* Objective *
The records below are made of lines; count those holding the word "color" and give the number only.

* Rows *

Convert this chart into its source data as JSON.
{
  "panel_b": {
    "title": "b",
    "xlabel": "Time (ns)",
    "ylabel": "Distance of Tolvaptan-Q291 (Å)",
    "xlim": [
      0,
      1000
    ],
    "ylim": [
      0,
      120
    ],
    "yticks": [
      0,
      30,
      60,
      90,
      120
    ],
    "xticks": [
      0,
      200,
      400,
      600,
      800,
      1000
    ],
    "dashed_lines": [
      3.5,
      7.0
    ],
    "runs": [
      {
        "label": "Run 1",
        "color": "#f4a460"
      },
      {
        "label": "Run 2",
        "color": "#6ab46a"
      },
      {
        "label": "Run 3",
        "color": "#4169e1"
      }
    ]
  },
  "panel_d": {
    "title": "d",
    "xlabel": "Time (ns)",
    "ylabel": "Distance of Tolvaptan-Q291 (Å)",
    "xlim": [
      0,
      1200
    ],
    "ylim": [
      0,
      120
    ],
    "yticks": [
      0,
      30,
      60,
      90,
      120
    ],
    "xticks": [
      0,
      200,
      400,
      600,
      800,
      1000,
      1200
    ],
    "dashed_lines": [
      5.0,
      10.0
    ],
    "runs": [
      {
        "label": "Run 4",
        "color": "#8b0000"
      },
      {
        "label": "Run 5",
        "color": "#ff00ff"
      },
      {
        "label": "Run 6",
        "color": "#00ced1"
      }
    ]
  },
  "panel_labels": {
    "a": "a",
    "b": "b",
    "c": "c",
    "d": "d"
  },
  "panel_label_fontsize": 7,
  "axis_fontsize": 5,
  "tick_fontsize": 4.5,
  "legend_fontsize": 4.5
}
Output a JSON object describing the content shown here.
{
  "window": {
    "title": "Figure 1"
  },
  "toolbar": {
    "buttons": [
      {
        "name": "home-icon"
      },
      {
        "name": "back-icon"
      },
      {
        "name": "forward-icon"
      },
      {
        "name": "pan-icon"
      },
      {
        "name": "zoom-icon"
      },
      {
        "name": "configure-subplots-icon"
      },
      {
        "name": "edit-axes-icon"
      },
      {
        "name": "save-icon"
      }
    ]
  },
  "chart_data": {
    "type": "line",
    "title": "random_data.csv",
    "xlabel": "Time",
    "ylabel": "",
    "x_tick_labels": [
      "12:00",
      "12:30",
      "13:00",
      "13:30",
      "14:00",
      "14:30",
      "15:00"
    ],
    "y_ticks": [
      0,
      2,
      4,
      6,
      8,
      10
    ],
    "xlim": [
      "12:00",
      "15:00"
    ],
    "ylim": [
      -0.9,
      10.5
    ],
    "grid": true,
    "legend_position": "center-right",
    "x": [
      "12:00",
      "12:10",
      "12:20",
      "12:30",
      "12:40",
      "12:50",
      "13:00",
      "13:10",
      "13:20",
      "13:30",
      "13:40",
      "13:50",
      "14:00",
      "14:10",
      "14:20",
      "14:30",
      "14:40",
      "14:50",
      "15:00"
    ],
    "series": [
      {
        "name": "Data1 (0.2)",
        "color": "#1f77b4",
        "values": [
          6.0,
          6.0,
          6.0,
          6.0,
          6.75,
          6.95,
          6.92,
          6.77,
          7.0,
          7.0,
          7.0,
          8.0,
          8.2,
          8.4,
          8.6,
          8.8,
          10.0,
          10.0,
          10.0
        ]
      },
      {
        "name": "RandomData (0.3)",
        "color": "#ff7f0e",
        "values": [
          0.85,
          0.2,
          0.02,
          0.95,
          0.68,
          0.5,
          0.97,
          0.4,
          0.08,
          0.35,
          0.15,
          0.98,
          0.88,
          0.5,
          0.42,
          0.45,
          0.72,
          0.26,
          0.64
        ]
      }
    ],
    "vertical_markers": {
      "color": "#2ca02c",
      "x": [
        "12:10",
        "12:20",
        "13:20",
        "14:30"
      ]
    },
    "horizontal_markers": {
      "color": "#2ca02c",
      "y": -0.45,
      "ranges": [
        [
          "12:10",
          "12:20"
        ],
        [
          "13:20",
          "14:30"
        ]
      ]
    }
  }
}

* Task result *
10